Given records:
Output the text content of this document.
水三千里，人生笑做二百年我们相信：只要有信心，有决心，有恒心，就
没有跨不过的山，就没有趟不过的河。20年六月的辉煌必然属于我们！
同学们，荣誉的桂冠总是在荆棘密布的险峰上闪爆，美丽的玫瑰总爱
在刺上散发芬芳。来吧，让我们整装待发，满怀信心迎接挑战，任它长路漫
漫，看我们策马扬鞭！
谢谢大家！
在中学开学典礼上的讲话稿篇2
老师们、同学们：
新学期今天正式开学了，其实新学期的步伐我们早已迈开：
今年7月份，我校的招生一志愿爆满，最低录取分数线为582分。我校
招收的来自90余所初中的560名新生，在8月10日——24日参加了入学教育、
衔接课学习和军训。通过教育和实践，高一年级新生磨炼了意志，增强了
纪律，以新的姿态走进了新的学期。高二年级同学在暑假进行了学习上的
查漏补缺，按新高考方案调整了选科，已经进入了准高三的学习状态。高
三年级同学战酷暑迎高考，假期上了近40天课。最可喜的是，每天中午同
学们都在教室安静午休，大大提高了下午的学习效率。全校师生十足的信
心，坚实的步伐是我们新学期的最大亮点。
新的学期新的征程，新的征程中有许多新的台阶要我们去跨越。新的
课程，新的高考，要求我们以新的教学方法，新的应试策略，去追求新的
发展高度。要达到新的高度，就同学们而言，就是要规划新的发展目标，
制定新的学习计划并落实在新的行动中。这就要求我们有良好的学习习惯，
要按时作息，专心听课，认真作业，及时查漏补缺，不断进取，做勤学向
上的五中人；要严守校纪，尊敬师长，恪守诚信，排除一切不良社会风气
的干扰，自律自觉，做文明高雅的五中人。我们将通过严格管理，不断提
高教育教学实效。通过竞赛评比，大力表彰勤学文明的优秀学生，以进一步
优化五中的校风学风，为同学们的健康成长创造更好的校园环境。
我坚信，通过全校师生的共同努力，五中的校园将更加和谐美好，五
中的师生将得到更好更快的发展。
* * *
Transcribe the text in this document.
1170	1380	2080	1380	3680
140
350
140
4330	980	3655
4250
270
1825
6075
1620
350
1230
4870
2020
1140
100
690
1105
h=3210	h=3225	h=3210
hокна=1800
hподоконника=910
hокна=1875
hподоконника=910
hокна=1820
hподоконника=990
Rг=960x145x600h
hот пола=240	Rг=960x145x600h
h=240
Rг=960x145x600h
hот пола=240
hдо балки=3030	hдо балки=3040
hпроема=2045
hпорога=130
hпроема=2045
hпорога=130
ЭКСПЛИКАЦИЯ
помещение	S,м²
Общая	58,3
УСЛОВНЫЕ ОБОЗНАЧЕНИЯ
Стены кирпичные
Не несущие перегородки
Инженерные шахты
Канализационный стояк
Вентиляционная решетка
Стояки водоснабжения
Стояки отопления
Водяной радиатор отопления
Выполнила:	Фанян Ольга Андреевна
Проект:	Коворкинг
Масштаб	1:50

What you need to do:
Count how many lines above contain the word "Стояки". Reply with the number alone.

Solution to the exercise:
2